● Dataset content
(begin)
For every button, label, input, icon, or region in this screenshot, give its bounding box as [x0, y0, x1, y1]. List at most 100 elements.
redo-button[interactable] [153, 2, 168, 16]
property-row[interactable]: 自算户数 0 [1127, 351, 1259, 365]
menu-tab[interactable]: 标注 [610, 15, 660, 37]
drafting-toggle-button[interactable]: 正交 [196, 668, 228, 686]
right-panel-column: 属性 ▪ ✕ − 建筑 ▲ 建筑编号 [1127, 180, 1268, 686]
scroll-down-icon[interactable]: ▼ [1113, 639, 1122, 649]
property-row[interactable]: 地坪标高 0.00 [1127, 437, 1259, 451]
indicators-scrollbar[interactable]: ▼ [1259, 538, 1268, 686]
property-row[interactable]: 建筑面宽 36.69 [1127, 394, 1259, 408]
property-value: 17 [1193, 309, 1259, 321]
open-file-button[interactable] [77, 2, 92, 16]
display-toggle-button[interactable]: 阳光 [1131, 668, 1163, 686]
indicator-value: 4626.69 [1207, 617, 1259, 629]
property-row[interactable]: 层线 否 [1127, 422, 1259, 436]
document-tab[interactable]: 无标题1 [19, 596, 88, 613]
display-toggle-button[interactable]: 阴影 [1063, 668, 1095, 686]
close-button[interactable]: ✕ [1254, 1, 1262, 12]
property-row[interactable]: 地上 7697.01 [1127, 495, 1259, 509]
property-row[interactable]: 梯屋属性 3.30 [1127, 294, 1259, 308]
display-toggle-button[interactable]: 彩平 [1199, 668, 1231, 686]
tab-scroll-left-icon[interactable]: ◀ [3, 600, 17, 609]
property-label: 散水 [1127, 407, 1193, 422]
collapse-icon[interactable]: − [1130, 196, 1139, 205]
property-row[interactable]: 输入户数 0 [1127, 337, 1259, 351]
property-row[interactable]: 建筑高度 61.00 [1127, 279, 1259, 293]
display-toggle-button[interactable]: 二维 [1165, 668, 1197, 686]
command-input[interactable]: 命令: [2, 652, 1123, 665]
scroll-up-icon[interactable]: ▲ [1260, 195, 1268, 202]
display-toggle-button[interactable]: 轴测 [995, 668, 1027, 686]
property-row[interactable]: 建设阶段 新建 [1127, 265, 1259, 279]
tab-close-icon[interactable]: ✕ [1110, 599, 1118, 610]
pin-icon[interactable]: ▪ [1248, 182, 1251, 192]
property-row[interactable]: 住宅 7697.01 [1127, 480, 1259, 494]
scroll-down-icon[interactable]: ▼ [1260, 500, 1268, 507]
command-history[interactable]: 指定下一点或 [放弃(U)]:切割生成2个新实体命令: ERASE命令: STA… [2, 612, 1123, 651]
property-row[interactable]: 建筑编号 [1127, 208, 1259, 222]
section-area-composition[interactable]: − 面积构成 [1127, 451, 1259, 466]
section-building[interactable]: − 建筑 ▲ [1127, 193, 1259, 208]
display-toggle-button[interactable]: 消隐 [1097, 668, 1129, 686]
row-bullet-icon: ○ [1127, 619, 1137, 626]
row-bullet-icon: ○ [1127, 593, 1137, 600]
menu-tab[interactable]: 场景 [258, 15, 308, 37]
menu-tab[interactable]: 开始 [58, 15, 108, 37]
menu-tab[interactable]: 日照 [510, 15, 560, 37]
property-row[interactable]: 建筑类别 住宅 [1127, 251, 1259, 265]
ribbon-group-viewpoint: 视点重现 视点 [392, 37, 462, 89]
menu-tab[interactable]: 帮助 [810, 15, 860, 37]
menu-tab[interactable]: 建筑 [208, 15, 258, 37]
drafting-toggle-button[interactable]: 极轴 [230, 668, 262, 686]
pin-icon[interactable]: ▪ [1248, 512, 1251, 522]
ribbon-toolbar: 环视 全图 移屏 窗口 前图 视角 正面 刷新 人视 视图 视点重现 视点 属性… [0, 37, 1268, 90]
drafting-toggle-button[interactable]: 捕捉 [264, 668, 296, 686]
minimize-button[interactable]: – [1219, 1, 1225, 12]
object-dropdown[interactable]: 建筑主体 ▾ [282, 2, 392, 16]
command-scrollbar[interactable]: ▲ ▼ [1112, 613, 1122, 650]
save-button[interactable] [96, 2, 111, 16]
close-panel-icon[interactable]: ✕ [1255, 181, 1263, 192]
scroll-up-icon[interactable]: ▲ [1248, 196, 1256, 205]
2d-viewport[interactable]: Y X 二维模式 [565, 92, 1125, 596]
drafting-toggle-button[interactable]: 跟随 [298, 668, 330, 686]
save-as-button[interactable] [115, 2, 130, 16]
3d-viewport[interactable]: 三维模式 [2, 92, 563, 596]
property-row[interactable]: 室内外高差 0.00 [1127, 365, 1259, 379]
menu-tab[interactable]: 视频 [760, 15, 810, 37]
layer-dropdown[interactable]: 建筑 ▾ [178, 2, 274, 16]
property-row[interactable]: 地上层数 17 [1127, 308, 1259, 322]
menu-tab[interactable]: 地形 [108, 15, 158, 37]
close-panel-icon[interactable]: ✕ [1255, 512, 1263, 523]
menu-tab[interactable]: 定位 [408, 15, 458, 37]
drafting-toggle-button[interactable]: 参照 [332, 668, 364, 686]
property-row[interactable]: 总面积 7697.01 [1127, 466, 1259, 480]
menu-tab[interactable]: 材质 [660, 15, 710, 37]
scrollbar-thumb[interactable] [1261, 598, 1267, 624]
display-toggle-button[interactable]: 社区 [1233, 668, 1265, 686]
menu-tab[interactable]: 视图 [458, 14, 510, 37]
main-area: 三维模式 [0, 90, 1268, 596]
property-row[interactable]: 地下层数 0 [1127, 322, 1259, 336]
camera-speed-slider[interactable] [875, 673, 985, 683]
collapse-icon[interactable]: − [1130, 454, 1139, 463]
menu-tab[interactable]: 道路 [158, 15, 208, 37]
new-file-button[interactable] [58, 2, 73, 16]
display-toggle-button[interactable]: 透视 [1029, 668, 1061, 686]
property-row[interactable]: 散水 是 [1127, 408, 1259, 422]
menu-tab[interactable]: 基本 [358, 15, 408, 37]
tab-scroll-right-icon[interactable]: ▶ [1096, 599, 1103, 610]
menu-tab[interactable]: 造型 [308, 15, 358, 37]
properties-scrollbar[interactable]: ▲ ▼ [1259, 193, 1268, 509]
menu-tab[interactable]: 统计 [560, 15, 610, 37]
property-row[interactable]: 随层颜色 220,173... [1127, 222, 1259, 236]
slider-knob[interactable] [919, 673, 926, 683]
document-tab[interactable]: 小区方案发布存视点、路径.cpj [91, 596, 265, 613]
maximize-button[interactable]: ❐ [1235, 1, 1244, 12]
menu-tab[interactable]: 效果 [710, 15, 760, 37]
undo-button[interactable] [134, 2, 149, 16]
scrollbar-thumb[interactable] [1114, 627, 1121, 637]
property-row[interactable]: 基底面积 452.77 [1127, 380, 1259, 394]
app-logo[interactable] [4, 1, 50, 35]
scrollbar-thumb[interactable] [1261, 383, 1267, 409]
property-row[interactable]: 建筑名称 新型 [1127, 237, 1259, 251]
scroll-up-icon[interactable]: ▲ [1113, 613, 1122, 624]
(end)
Copy out every line of the material above word for word, without changing anything.

For every button, label, input, icon, or region in this screenshot, give its bounding box as [x0, y0, x1, y1]. List at most 100 elements.
redo-button[interactable] [153, 2, 168, 16]
property-row[interactable]: 自算户数 0 [1127, 351, 1259, 365]
menu-tab[interactable]: 标注 [610, 15, 660, 37]
drafting-toggle-button[interactable]: 正交 [196, 668, 228, 686]
right-panel-column: 属性 ▪ ✕ − 建筑 ▲ 建筑编号 [1127, 180, 1268, 686]
scroll-down-icon[interactable]: ▼ [1113, 639, 1122, 649]
property-row[interactable]: 地坪标高 0.00 [1127, 437, 1259, 451]
indicators-scrollbar[interactable]: ▼ [1259, 538, 1268, 686]
property-row[interactable]: 建筑面宽 36.69 [1127, 394, 1259, 408]
property-value: 17 [1193, 309, 1259, 321]
open-file-button[interactable] [77, 2, 92, 16]
display-toggle-button[interactable]: 阳光 [1131, 668, 1163, 686]
indicator-value: 4626.69 [1207, 617, 1259, 629]
property-row[interactable]: 层线 否 [1127, 422, 1259, 436]
document-tab[interactable]: 无标题1 [19, 596, 88, 613]
display-toggle-button[interactable]: 阴影 [1063, 668, 1095, 686]
close-button[interactable]: ✕ [1254, 1, 1262, 12]
property-row[interactable]: 地上 7697.01 [1127, 495, 1259, 509]
property-row[interactable]: 梯屋属性 3.30 [1127, 294, 1259, 308]
display-toggle-button[interactable]: 彩平 [1199, 668, 1231, 686]
tab-scroll-left-icon[interactable]: ◀ [3, 600, 17, 609]
property-label: 散水 [1127, 407, 1193, 422]
collapse-icon[interactable]: − [1130, 196, 1139, 205]
property-row[interactable]: 输入户数 0 [1127, 337, 1259, 351]
property-row[interactable]: 建筑高度 61.00 [1127, 279, 1259, 293]
display-toggle-button[interactable]: 二维 [1165, 668, 1197, 686]
command-input[interactable]: 命令: [2, 652, 1123, 665]
scroll-up-icon[interactable]: ▲ [1260, 195, 1268, 202]
display-toggle-button[interactable]: 轴测 [995, 668, 1027, 686]
property-row[interactable]: 建设阶段 新建 [1127, 265, 1259, 279]
tab-close-icon[interactable]: ✕ [1110, 599, 1118, 610]
pin-icon[interactable]: ▪ [1248, 182, 1251, 192]
property-row[interactable]: 住宅 7697.01 [1127, 480, 1259, 494]
scroll-down-icon[interactable]: ▼ [1260, 500, 1268, 507]
command-history[interactable]: 指定下一点或 [放弃(U)]:切割生成2个新实体命令: ERASE命令: STA… [2, 612, 1123, 651]
property-row[interactable]: 建筑编号 [1127, 208, 1259, 222]
section-area-composition[interactable]: − 面积构成 [1127, 451, 1259, 466]
section-building[interactable]: − 建筑 ▲ [1127, 193, 1259, 208]
display-toggle-button[interactable]: 消隐 [1097, 668, 1129, 686]
row-bullet-icon: ○ [1127, 619, 1137, 626]
row-bullet-icon: ○ [1127, 593, 1137, 600]
menu-tab[interactable]: 场景 [258, 15, 308, 37]
menu-tab[interactable]: 开始 [58, 15, 108, 37]
menu-tab[interactable]: 日照 [510, 15, 560, 37]
property-row[interactable]: 建筑类别 住宅 [1127, 251, 1259, 265]
ribbon-group-viewpoint: 视点重现 视点 [392, 37, 462, 89]
menu-tab[interactable]: 帮助 [810, 15, 860, 37]
menu-tab[interactable]: 建筑 [208, 15, 258, 37]
drafting-toggle-button[interactable]: 极轴 [230, 668, 262, 686]
pin-icon[interactable]: ▪ [1248, 512, 1251, 522]
ribbon-toolbar: 环视 全图 移屏 窗口 前图 视角 正面 刷新 人视 视图 视点重现 视点 属性… [0, 37, 1268, 90]
drafting-toggle-button[interactable]: 捕捉 [264, 668, 296, 686]
minimize-button[interactable]: – [1219, 1, 1225, 12]
object-dropdown[interactable]: 建筑主体 ▾ [282, 2, 392, 16]
command-scrollbar[interactable]: ▲ ▼ [1112, 613, 1122, 650]
save-button[interactable] [96, 2, 111, 16]
close-panel-icon[interactable]: ✕ [1255, 181, 1263, 192]
scroll-up-icon[interactable]: ▲ [1248, 196, 1256, 205]
2d-viewport[interactable]: Y X 二维模式 [565, 92, 1125, 596]
drafting-toggle-button[interactable]: 跟随 [298, 668, 330, 686]
save-as-button[interactable] [115, 2, 130, 16]
3d-viewport[interactable]: 三维模式 [2, 92, 563, 596]
property-row[interactable]: 室内外高差 0.00 [1127, 365, 1259, 379]
menu-tab[interactable]: 视频 [760, 15, 810, 37]
layer-dropdown[interactable]: 建筑 ▾ [178, 2, 274, 16]
property-row[interactable]: 地上层数 17 [1127, 308, 1259, 322]
menu-tab[interactable]: 地形 [108, 15, 158, 37]
close-panel-icon[interactable]: ✕ [1255, 512, 1263, 523]
menu-tab[interactable]: 定位 [408, 15, 458, 37]
drafting-toggle-button[interactable]: 参照 [332, 668, 364, 686]
property-row[interactable]: 总面积 7697.01 [1127, 466, 1259, 480]
menu-tab[interactable]: 材质 [660, 15, 710, 37]
scrollbar-thumb[interactable] [1261, 598, 1267, 624]
display-toggle-button[interactable]: 社区 [1233, 668, 1265, 686]
menu-tab[interactable]: 视图 [458, 14, 510, 37]
main-area: 三维模式 [0, 90, 1268, 596]
property-row[interactable]: 地下层数 0 [1127, 322, 1259, 336]
camera-speed-slider[interactable] [875, 673, 985, 683]
collapse-icon[interactable]: − [1130, 454, 1139, 463]
menu-tab[interactable]: 道路 [158, 15, 208, 37]
new-file-button[interactable] [58, 2, 73, 16]
display-toggle-button[interactable]: 透视 [1029, 668, 1061, 686]
property-row[interactable]: 散水 是 [1127, 408, 1259, 422]
menu-tab[interactable]: 基本 [358, 15, 408, 37]
tab-scroll-right-icon[interactable]: ▶ [1096, 599, 1103, 610]
menu-tab[interactable]: 造型 [308, 15, 358, 37]
properties-scrollbar[interactable]: ▲ ▼ [1259, 193, 1268, 509]
menu-tab[interactable]: 统计 [560, 15, 610, 37]
property-row[interactable]: 随层颜色 220,173... [1127, 222, 1259, 236]
slider-knob[interactable] [919, 673, 926, 683]
document-tab[interactable]: 小区方案发布存视点、路径.cpj [91, 596, 265, 613]
maximize-button[interactable]: ❐ [1235, 1, 1244, 12]
menu-tab[interactable]: 效果 [710, 15, 760, 37]
undo-button[interactable] [134, 2, 149, 16]
scrollbar-thumb[interactable] [1114, 627, 1121, 637]
property-row[interactable]: 基底面积 452.77 [1127, 380, 1259, 394]
app-logo[interactable] [4, 1, 50, 35]
scrollbar-thumb[interactable] [1261, 383, 1267, 409]
property-row[interactable]: 建筑名称 新型 [1127, 237, 1259, 251]
scroll-up-icon[interactable]: ▲ [1113, 613, 1122, 624]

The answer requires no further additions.